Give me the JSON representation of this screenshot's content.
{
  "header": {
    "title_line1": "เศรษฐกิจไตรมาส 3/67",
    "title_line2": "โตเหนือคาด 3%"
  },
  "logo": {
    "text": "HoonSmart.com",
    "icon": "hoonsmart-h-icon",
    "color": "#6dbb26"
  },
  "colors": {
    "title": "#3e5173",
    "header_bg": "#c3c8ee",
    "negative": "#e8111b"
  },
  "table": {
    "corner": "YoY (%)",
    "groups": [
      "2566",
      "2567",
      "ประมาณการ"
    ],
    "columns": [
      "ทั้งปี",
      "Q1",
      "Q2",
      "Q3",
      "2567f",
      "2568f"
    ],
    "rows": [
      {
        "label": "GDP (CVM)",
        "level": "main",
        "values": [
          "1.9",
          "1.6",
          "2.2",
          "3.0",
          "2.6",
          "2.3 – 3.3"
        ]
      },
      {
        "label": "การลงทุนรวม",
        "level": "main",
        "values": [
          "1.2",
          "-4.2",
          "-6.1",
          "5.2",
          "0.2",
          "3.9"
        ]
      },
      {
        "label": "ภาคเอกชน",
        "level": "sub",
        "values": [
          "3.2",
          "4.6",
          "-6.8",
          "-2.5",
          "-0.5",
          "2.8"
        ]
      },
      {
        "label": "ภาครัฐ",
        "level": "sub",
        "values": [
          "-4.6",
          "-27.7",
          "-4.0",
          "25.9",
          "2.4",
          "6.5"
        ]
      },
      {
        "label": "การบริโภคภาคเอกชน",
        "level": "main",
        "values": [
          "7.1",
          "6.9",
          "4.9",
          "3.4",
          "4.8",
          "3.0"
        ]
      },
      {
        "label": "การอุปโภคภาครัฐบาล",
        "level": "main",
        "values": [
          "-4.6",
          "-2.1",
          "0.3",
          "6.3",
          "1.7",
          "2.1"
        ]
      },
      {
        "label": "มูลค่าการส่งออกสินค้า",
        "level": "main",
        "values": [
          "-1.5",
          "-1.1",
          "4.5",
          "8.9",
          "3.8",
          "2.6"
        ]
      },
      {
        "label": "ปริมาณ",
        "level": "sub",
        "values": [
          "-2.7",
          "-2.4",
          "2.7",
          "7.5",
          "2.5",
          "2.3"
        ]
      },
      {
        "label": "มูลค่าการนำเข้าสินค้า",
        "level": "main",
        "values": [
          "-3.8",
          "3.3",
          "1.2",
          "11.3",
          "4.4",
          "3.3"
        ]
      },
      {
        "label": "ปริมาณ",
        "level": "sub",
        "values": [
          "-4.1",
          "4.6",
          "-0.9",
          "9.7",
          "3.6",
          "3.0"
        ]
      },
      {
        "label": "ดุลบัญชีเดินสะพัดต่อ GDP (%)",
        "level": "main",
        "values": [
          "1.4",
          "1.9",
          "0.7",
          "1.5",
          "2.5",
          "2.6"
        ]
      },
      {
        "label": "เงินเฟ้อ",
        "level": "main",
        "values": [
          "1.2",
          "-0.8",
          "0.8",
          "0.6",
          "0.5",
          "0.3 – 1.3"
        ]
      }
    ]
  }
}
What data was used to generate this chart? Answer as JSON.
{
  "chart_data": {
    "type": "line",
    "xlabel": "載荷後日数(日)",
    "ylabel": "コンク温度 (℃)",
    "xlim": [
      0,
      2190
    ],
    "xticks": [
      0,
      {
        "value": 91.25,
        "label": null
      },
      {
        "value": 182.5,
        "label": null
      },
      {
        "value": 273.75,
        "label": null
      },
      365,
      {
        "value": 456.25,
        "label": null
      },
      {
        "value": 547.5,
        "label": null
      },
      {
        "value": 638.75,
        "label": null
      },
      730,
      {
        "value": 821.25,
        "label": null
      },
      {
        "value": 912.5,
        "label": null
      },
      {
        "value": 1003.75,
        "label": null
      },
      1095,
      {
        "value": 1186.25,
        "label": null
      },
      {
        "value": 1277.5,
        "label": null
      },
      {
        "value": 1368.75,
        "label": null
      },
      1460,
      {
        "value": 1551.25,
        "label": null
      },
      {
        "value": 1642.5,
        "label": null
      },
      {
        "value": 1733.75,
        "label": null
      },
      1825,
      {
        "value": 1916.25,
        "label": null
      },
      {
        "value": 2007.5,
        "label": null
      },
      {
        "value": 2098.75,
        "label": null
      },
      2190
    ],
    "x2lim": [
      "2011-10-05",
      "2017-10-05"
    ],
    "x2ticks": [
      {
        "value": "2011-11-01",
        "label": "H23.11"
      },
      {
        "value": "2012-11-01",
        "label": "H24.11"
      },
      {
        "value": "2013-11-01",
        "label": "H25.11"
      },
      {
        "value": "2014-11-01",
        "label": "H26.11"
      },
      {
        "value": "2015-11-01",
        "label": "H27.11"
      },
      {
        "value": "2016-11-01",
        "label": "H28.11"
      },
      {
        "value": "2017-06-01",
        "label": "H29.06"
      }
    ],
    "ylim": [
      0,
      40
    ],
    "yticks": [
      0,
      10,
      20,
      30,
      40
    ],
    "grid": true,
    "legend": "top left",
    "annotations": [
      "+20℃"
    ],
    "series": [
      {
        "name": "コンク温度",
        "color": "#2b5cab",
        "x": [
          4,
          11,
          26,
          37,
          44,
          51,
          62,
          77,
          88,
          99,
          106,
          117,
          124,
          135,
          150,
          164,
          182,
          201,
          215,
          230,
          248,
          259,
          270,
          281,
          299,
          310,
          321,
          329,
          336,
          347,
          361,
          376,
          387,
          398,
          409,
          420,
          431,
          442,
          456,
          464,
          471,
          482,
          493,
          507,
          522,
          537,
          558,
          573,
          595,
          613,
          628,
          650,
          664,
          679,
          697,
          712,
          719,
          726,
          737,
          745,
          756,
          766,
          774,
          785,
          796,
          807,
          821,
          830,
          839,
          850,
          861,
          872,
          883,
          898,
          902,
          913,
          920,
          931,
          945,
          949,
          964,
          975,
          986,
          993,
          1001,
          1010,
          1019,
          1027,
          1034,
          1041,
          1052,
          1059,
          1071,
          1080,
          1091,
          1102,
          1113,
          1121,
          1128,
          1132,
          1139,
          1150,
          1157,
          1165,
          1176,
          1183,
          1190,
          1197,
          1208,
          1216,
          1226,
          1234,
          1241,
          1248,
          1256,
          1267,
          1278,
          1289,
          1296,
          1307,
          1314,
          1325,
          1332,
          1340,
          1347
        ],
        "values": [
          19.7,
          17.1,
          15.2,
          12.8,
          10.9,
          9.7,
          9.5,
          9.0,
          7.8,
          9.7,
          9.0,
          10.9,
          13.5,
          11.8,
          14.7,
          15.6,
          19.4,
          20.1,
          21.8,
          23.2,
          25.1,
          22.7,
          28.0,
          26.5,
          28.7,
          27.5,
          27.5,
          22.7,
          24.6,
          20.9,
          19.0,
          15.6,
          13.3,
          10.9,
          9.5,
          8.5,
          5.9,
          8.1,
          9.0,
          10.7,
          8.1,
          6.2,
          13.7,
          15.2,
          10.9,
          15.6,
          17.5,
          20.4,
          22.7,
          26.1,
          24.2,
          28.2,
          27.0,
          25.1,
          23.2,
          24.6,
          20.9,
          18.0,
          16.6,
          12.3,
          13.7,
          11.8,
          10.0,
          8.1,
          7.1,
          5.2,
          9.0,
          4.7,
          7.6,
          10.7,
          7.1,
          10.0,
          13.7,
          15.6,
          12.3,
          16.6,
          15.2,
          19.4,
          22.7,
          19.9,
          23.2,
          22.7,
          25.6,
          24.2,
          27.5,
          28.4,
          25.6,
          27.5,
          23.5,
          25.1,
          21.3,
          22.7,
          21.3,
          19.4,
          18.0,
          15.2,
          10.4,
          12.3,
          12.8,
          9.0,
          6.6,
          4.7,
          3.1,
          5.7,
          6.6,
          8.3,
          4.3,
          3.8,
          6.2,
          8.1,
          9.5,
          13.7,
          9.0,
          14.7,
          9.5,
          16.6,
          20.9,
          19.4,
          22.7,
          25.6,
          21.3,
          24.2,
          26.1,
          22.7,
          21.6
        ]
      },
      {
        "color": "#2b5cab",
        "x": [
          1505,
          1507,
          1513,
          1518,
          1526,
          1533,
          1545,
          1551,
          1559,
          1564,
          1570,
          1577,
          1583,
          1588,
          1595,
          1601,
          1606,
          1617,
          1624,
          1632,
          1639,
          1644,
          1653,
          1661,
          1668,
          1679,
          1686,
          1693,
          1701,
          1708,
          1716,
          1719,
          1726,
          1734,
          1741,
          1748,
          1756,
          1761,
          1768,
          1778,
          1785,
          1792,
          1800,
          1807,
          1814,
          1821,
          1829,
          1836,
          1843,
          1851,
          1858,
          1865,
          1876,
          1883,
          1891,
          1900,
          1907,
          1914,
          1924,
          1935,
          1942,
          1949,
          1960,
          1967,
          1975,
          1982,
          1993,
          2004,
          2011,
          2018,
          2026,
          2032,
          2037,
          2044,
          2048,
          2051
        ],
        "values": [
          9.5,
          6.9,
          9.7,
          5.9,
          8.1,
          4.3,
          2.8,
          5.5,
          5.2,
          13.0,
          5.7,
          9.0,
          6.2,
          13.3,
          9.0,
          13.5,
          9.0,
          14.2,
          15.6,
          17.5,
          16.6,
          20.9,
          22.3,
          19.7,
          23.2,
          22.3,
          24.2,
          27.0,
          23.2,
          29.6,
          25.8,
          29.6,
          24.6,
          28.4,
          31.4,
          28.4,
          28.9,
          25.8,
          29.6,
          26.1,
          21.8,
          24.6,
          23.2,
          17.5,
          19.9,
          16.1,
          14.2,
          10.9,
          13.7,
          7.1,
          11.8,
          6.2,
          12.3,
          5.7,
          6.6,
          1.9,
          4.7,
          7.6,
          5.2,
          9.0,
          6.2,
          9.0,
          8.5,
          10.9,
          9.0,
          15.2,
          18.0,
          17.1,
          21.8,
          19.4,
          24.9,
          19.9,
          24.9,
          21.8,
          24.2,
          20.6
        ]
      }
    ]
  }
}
━━━━
§ **GOAL OF THE EXERCISE**
Your answer should be a single number: the count of lines in the entries that contain the word "this".

§ **THE SOLUTION**
2